▶ Exercise goal
Reproduce the data exactly and drop any pictures it holds.

─── Supplied material ───

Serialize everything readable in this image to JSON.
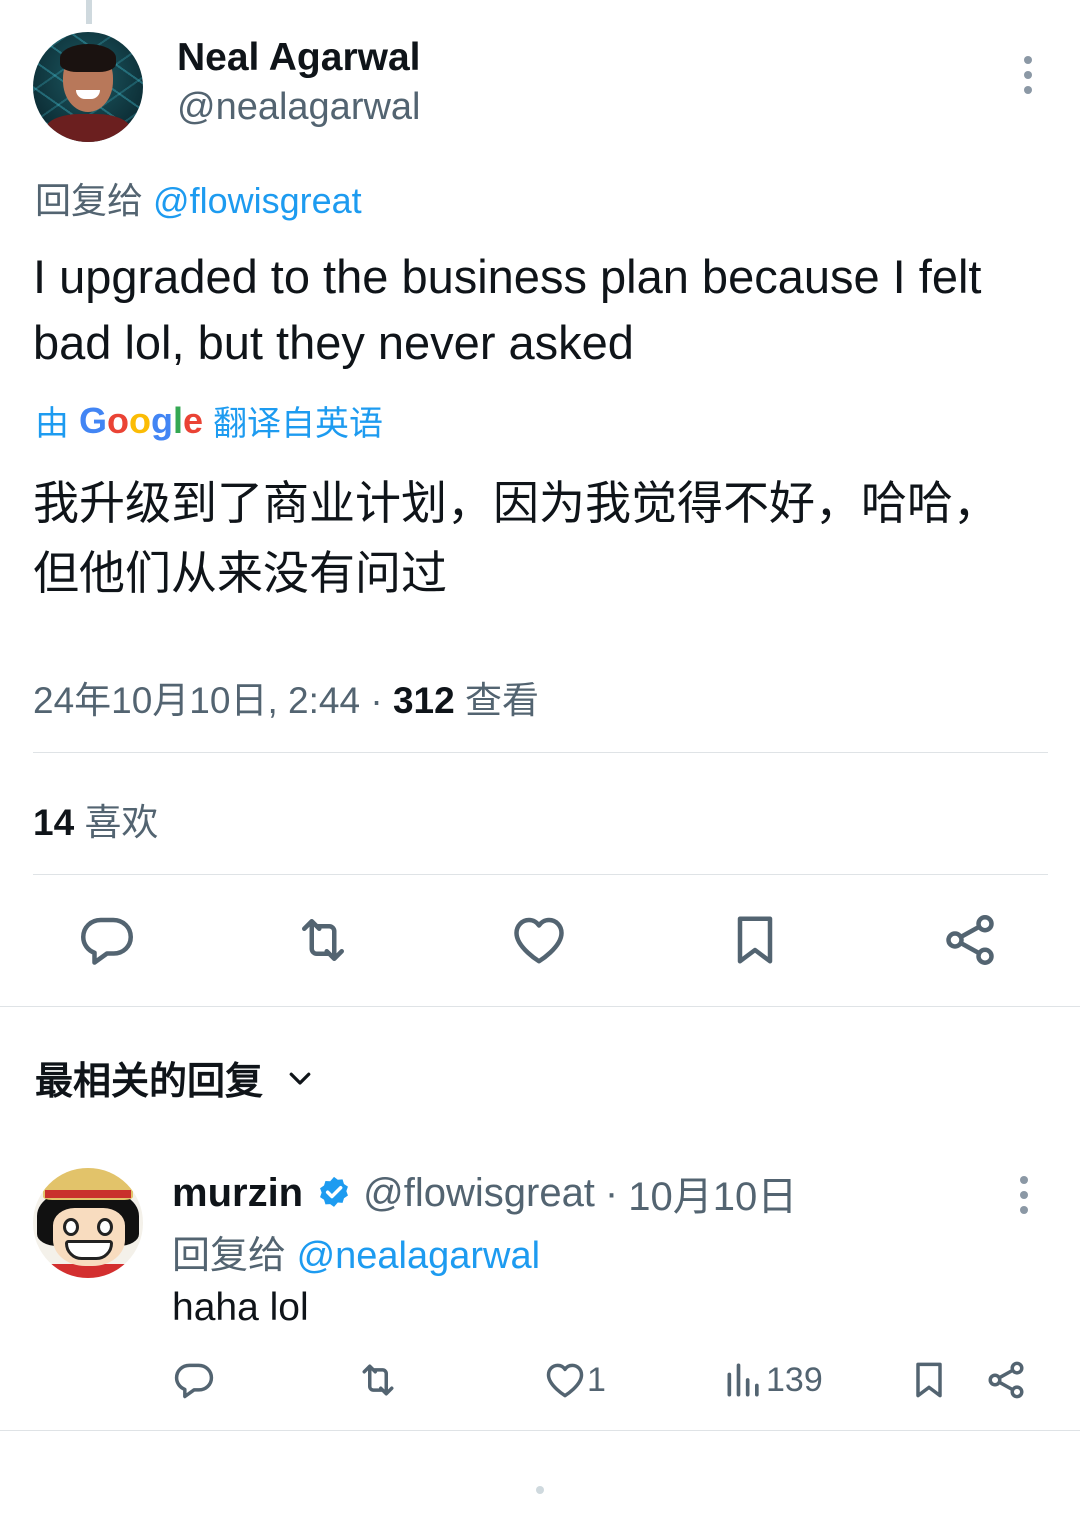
{
  "main_tweet": {
    "author_name": "Neal Agarwal",
    "author_handle": "@nealagarwal",
    "reply_prefix": "回复给",
    "reply_mention": "@flowisgreat",
    "text": "I upgraded to the business plan because I felt bad lol, but they never asked",
    "translate_prefix": "由",
    "translate_brand": "Google",
    "translate_suffix": "翻译自英语",
    "translated_text": "我升级到了商业计划，因为我觉得不好，哈哈，但他们从来没有问过",
    "timestamp": "24年10月10日, 2:44",
    "separator": "·",
    "views_count": "312",
    "views_label": "查看",
    "likes_count": "14",
    "likes_label": "喜欢"
  },
  "replies_section": {
    "sort_label": "最相关的回复"
  },
  "reply": {
    "author_name": "murzin",
    "author_handle": "@flowisgreat",
    "separator": "·",
    "date": "10月10日",
    "reply_prefix": "回复给",
    "reply_mention": "@nealagarwal",
    "text": "haha lol",
    "like_count": "1",
    "view_count": "139"
  },
  "icons": {
    "reply": "reply-icon",
    "retweet": "retweet-icon",
    "like": "heart-icon",
    "bookmark": "bookmark-icon",
    "share": "share-icon",
    "views": "views-bar-icon",
    "verified": "verified-badge-icon",
    "more": "more-dots-icon",
    "chevron": "chevron-down-icon"
  },
  "colors": {
    "text": "#0f1419",
    "secondary": "#536471",
    "accent": "#1d9bf0",
    "divider": "#dfe3e6"
  }
}
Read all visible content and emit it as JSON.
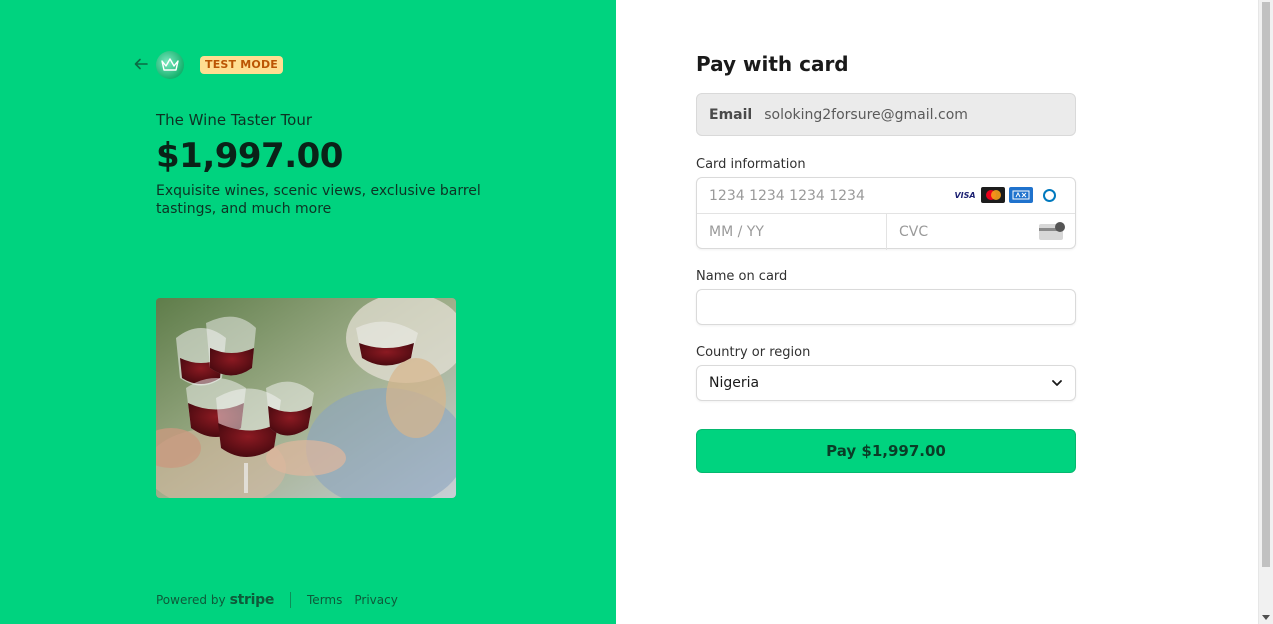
{
  "summary": {
    "back_icon": "arrow-left-icon",
    "logo_icon": "crown-logo-icon",
    "test_mode": "TEST MODE",
    "product_name": "The Wine Taster Tour",
    "price": "$1,997.00",
    "description": "Exquisite wines, scenic views, exclusive barrel tastings, and much more"
  },
  "footer": {
    "powered_by": "Powered by",
    "brand": "stripe",
    "terms": "Terms",
    "privacy": "Privacy"
  },
  "payment": {
    "title": "Pay with card",
    "email_label": "Email",
    "email_value": "soloking2forsure@gmail.com",
    "card_label": "Card information",
    "card_number_placeholder": "1234 1234 1234 1234",
    "card_brands": [
      "VISA",
      "mastercard",
      "amex",
      "diners"
    ],
    "expiry_placeholder": "MM / YY",
    "cvc_placeholder": "CVC",
    "name_label": "Name on card",
    "name_value": "",
    "country_label": "Country or region",
    "country_value": "Nigeria",
    "pay_button": "Pay $1,997.00"
  },
  "colors": {
    "brand_green": "#00d37f",
    "badge_bg": "#ffde92",
    "badge_text": "#bb5504"
  }
}
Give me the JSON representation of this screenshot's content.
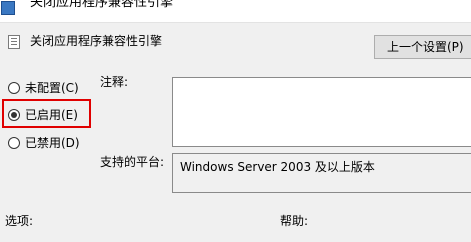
{
  "window": {
    "title": "关闭应用程序兼容性引擎"
  },
  "policy": {
    "name": "关闭应用程序兼容性引擎",
    "prev_setting_button": "上一个设置(P)"
  },
  "state_options": [
    {
      "label": "未配置(C)",
      "selected": false
    },
    {
      "label": "已启用(E)",
      "selected": true
    },
    {
      "label": "已禁用(D)",
      "selected": false
    }
  ],
  "fields": {
    "comment_label": "注释:",
    "comment_value": "",
    "supported_on_label": "支持的平台:",
    "supported_on_value": "Windows Server 2003 及以上版本"
  },
  "sections": {
    "options_label": "选项:",
    "help_label": "帮助:"
  },
  "colors": {
    "highlight": "#e00000",
    "window_bg": "#f0f0f0"
  }
}
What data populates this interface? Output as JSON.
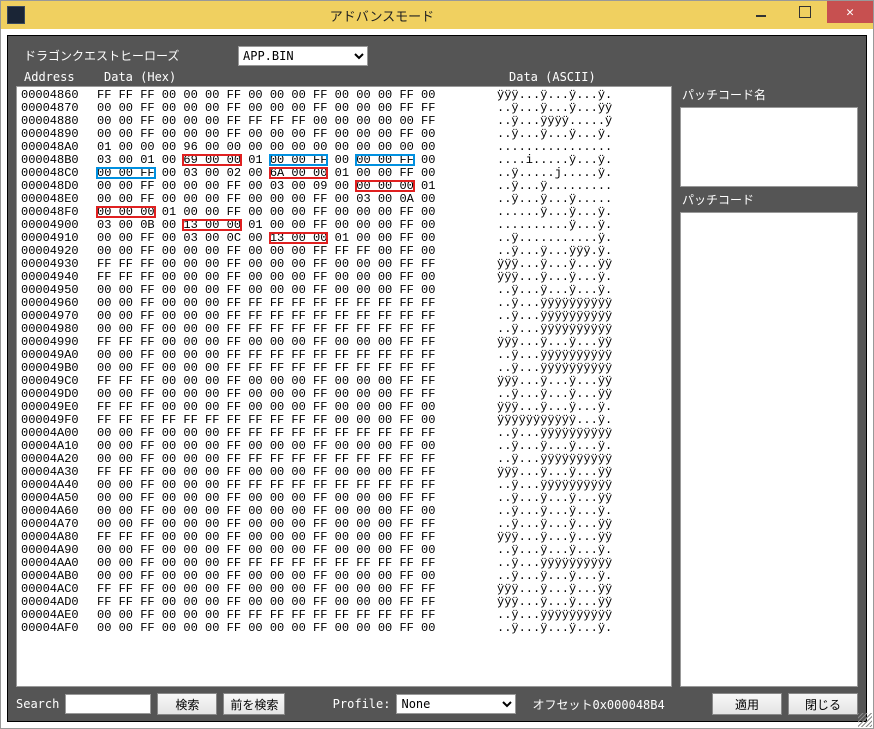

───

▶ Written answer
Serialize everything readable in this image to JSON.
{
  "main_tweet": {
    "author_name": "Neal Agarwal",
    "author_handle": "@nealagarwal",
    "reply_prefix": "回复给",
    "reply_mention": "@flowisgreat",
    "text": "I upgraded to the business plan because I felt bad lol, but they never asked",
    "translate_prefix": "由",
    "translate_brand": "Google",
    "translate_suffix": "翻译自英语",
    "translated_text": "我升级到了商业计划，因为我觉得不好，哈哈，但他们从来没有问过",
    "timestamp": "24年10月10日, 2:44",
    "separator": "·",
    "views_count": "312",
    "views_label": "查看",
    "likes_count": "14",
    "likes_label": "喜欢"
  },
  "replies_section": {
    "sort_label": "最相关的回复"
  },
  "reply": {
    "author_name": "murzin",
    "author_handle": "@flowisgreat",
    "separator": "·",
    "date": "10月10日",
    "reply_prefix": "回复给",
    "reply_mention": "@nealagarwal",
    "text": "haha lol",
    "like_count": "1",
    "view_count": "139"
  },
  "icons": {
    "reply": "reply-icon",
    "retweet": "retweet-icon",
    "like": "heart-icon",
    "bookmark": "bookmark-icon",
    "share": "share-icon",
    "views": "views-bar-icon",
    "verified": "verified-badge-icon",
    "more": "more-dots-icon",
    "chevron": "chevron-down-icon"
  },
  "colors": {
    "text": "#0f1419",
    "secondary": "#536471",
    "accent": "#1d9bf0",
    "divider": "#dfe3e6"
  }
}
Read all visible content and emit it as JSON.
{
  "summary": {
    "back_icon": "arrow-left-icon",
    "logo_icon": "crown-logo-icon",
    "test_mode": "TEST MODE",
    "product_name": "The Wine Taster Tour",
    "price": "$1,997.00",
    "description": "Exquisite wines, scenic views, exclusive barrel tastings, and much more"
  },
  "footer": {
    "powered_by": "Powered by",
    "brand": "stripe",
    "terms": "Terms",
    "privacy": "Privacy"
  },
  "payment": {
    "title": "Pay with card",
    "email_label": "Email",
    "email_value": "soloking2forsure@gmail.com",
    "card_label": "Card information",
    "card_number_placeholder": "1234 1234 1234 1234",
    "card_brands": [
      "VISA",
      "mastercard",
      "amex",
      "diners"
    ],
    "expiry_placeholder": "MM / YY",
    "cvc_placeholder": "CVC",
    "name_label": "Name on card",
    "name_value": "",
    "country_label": "Country or region",
    "country_value": "Nigeria",
    "pay_button": "Pay $1,997.00"
  },
  "colors": {
    "brand_green": "#00d37f",
    "badge_bg": "#ffde92",
    "badge_text": "#bb5504"
  }
}
Give me the JSON representation of this screenshot's content.
{
  "window": {
    "title": "关闭应用程序兼容性引擎"
  },
  "policy": {
    "name": "关闭应用程序兼容性引擎",
    "prev_setting_button": "上一个设置(P)"
  },
  "state_options": [
    {
      "label": "未配置(C)",
      "selected": false
    },
    {
      "label": "已启用(E)",
      "selected": true
    },
    {
      "label": "已禁用(D)",
      "selected": false
    }
  ],
  "fields": {
    "comment_label": "注释:",
    "comment_value": "",
    "supported_on_label": "支持的平台:",
    "supported_on_value": "Windows Server 2003 及以上版本"
  },
  "sections": {
    "options_label": "选项:",
    "help_label": "帮助:"
  },
  "colors": {
    "highlight": "#e00000",
    "window_bg": "#f0f0f0"
  }
}
What data populates this interface? Output as JSON.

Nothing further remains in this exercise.